* _Given problem_
Copy the records below word for word, omitting the pictures.

⁂

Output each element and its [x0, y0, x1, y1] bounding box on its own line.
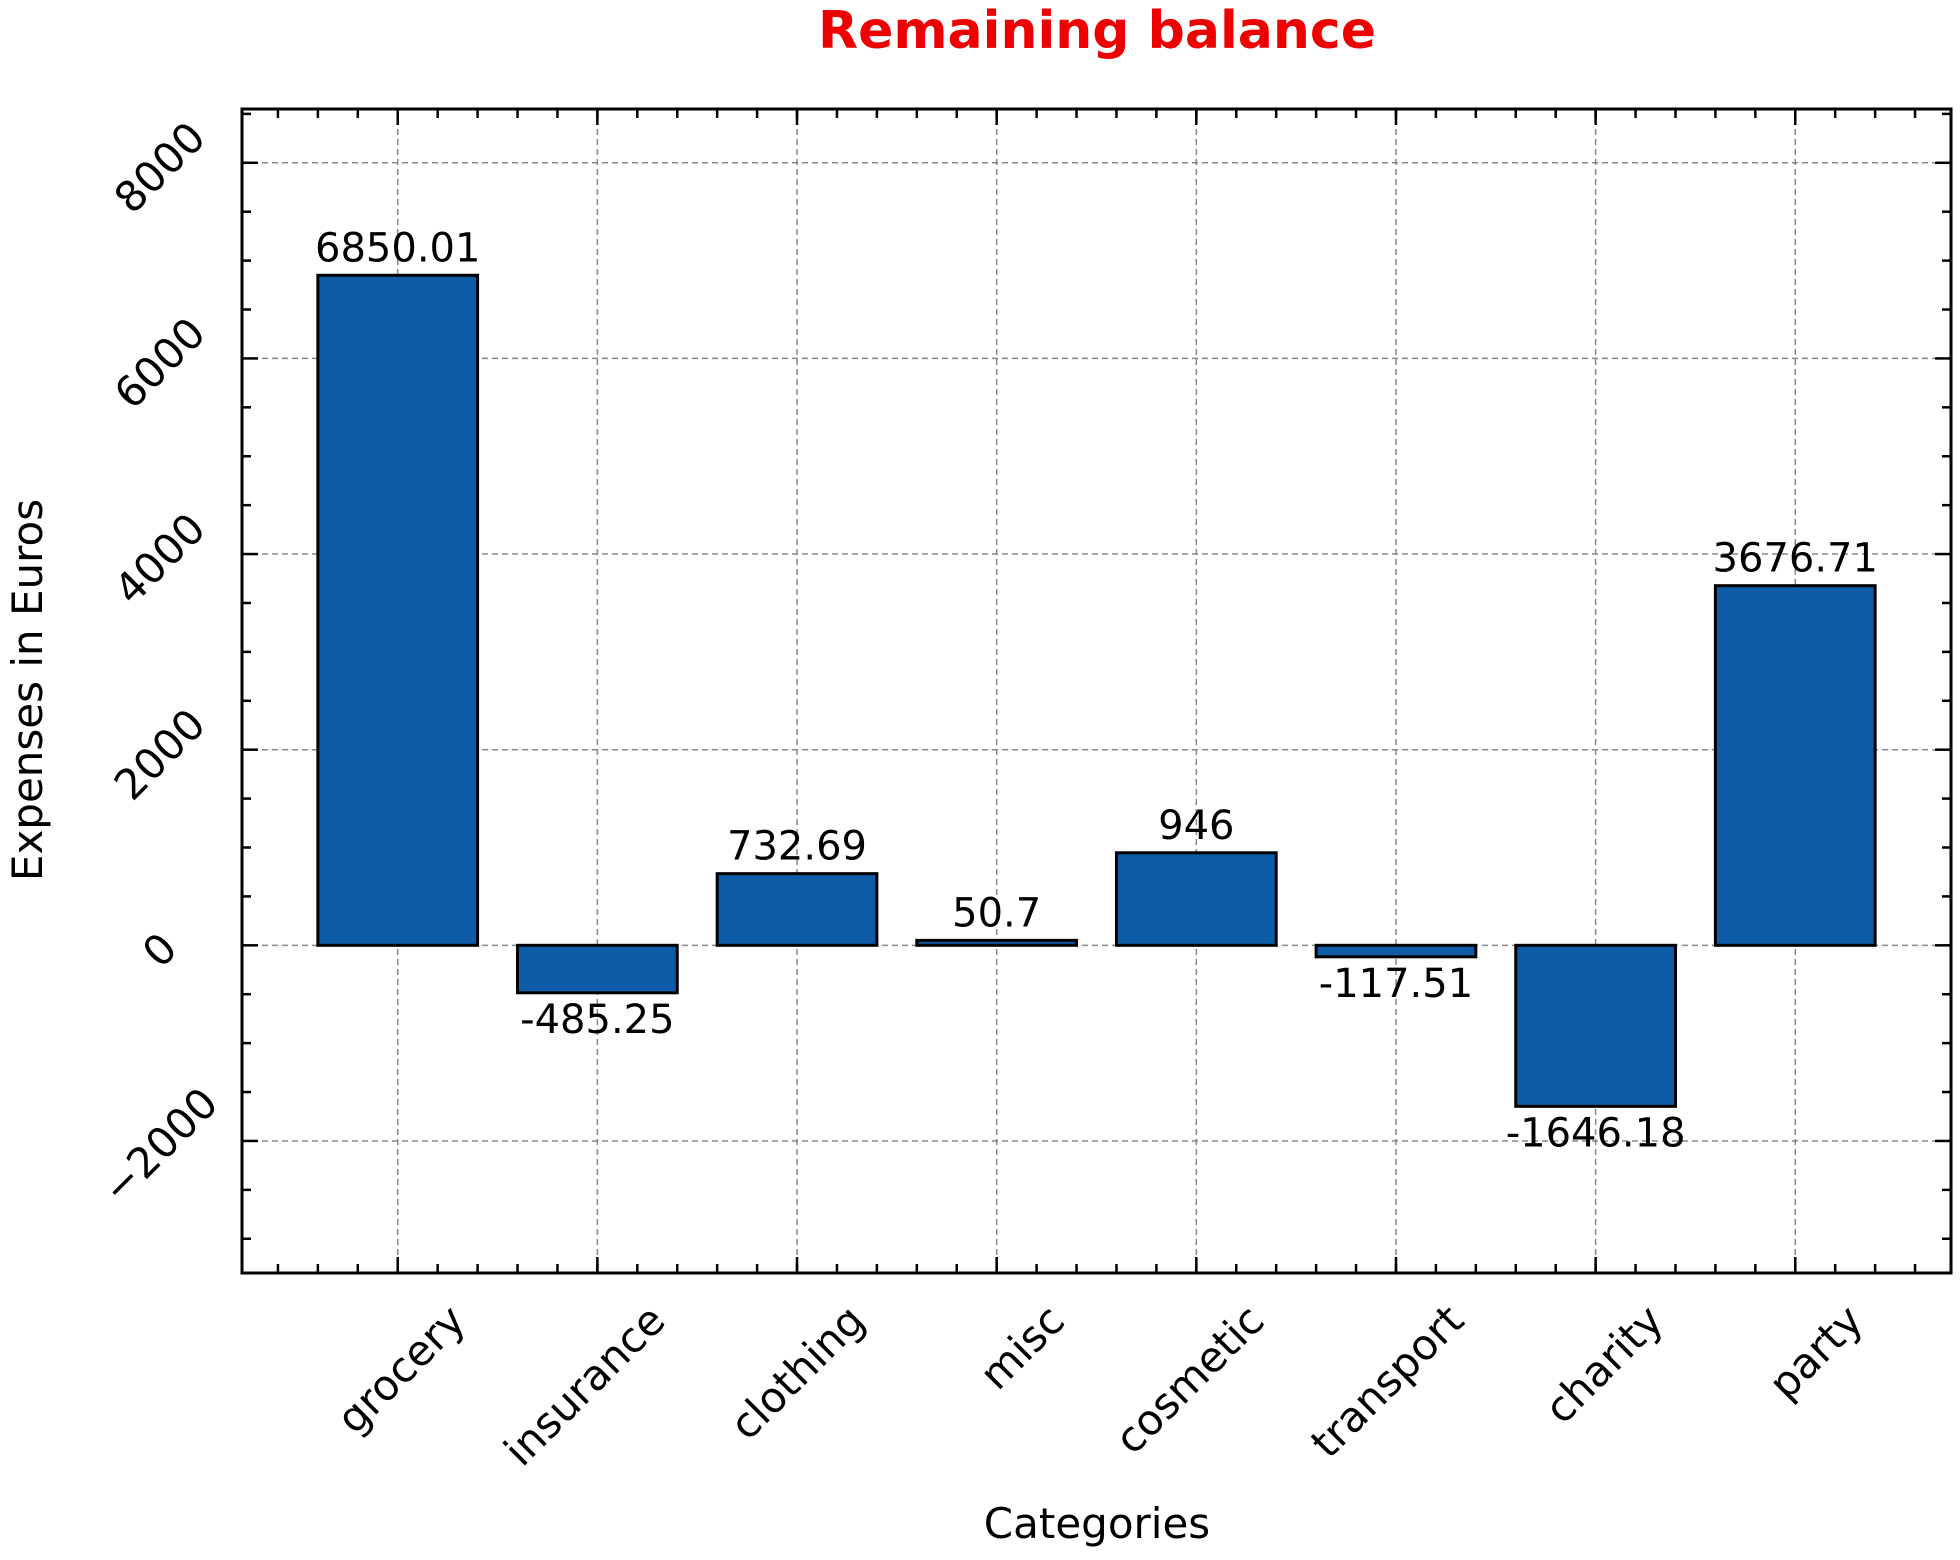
y-tick-labels: −2000 0 2000 4000 6000 8000: [92, 112, 227, 1213]
x-tick-label-transport: transport: [1301, 1295, 1473, 1467]
grid-lines: [242, 109, 1951, 1273]
value-label-transport: -117.51: [1319, 961, 1473, 1007]
bar-transport: [1314, 943, 1478, 959]
plot-frame: [240, 107, 1953, 1275]
value-label-insurance: -485.25: [520, 997, 674, 1043]
bar-insurance: [516, 943, 679, 995]
y-tick-label: 2000: [105, 699, 215, 809]
value-labels: 6850.01 -485.25 732.69 50.7 946 -117.51 -1646.…: [315, 225, 1878, 1156]
bars: [316, 273, 1877, 1108]
bar-cosmetic: [1114, 851, 1278, 947]
y-tick-label: 8000: [105, 112, 215, 222]
bar-party: [1713, 584, 1877, 947]
bar-charity: [1514, 943, 1677, 1108]
y-tick-label: 0: [133, 923, 187, 977]
value-label-cosmetic: 946: [1158, 803, 1234, 849]
chart-title: Remaining balance: [818, 1, 1376, 61]
x-tick-label-clothing: clothing: [720, 1295, 874, 1449]
bar-grocery: [316, 273, 480, 947]
bar-clothing: [715, 872, 879, 947]
x-tick-label-grocery: grocery: [327, 1295, 475, 1443]
value-label-clothing: 732.69: [727, 824, 867, 870]
x-tick-label-misc: misc: [970, 1295, 1074, 1399]
axis-ticks: [242, 109, 1951, 1273]
x-tick-labels: grocery insurance clothing misc cosmetic tran…: [327, 1295, 1872, 1475]
x-axis-label: Categories: [984, 1499, 1210, 1548]
value-label-party: 3676.71: [1713, 536, 1878, 582]
value-label-charity: -1646.18: [1506, 1110, 1686, 1156]
value-label-grocery: 6850.01: [315, 225, 480, 271]
x-tick-label-cosmetic: cosmetic: [1105, 1295, 1273, 1463]
x-tick-label-charity: charity: [1535, 1295, 1673, 1433]
y-tick-label: 4000: [105, 504, 215, 614]
x-tick-label-party: party: [1759, 1295, 1872, 1408]
y-tick-label: −2000: [92, 1078, 227, 1213]
bar-misc: [915, 938, 1079, 947]
y-tick-label: 6000: [105, 308, 215, 418]
x-tick-label-insurance: insurance: [495, 1295, 675, 1475]
value-label-misc: 50.7: [952, 890, 1041, 936]
y-axis-label: Expenses in Euros: [3, 499, 52, 881]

⁂

* _Answer to the task_
Output each element and its [x0, y0, x1, y1] bounding box on its own line.
y-tick-labels: −2000 0 2000 4000 6000 8000: [92, 112, 227, 1213]
x-tick-label-transport: transport: [1301, 1295, 1473, 1467]
grid-lines: [242, 109, 1951, 1273]
value-label-transport: -117.51: [1319, 961, 1473, 1007]
bar-transport: [1314, 943, 1478, 959]
plot-frame: [240, 107, 1953, 1275]
value-label-insurance: -485.25: [520, 997, 674, 1043]
bar-insurance: [516, 943, 679, 995]
y-tick-label: 2000: [105, 699, 215, 809]
value-labels: 6850.01 -485.25 732.69 50.7 946 -117.51 -1646.…: [315, 225, 1878, 1156]
bars: [316, 273, 1877, 1108]
bar-cosmetic: [1114, 851, 1278, 947]
y-tick-label: 8000: [105, 112, 215, 222]
bar-party: [1713, 584, 1877, 947]
bar-charity: [1514, 943, 1677, 1108]
y-tick-label: 0: [133, 923, 187, 977]
value-label-cosmetic: 946: [1158, 803, 1234, 849]
chart-title: Remaining balance: [818, 1, 1376, 61]
x-tick-label-clothing: clothing: [720, 1295, 874, 1449]
bar-grocery: [316, 273, 480, 947]
bar-clothing: [715, 872, 879, 947]
x-tick-label-grocery: grocery: [327, 1295, 475, 1443]
value-label-clothing: 732.69: [727, 824, 867, 870]
x-tick-label-misc: misc: [970, 1295, 1074, 1399]
axis-ticks: [242, 109, 1951, 1273]
x-tick-labels: grocery insurance clothing misc cosmetic tran…: [327, 1295, 1872, 1475]
x-axis-label: Categories: [984, 1499, 1210, 1548]
value-label-party: 3676.71: [1713, 536, 1878, 582]
value-label-charity: -1646.18: [1506, 1110, 1686, 1156]
value-label-grocery: 6850.01: [315, 225, 480, 271]
x-tick-label-cosmetic: cosmetic: [1105, 1295, 1273, 1463]
x-tick-label-charity: charity: [1535, 1295, 1673, 1433]
y-tick-label: 4000: [105, 504, 215, 614]
x-tick-label-party: party: [1759, 1295, 1872, 1408]
y-tick-label: −2000: [92, 1078, 227, 1213]
bar-misc: [915, 938, 1079, 947]
y-tick-label: 6000: [105, 308, 215, 418]
x-tick-label-insurance: insurance: [495, 1295, 675, 1475]
value-label-misc: 50.7: [952, 890, 1041, 936]
y-axis-label: Expenses in Euros: [3, 499, 52, 881]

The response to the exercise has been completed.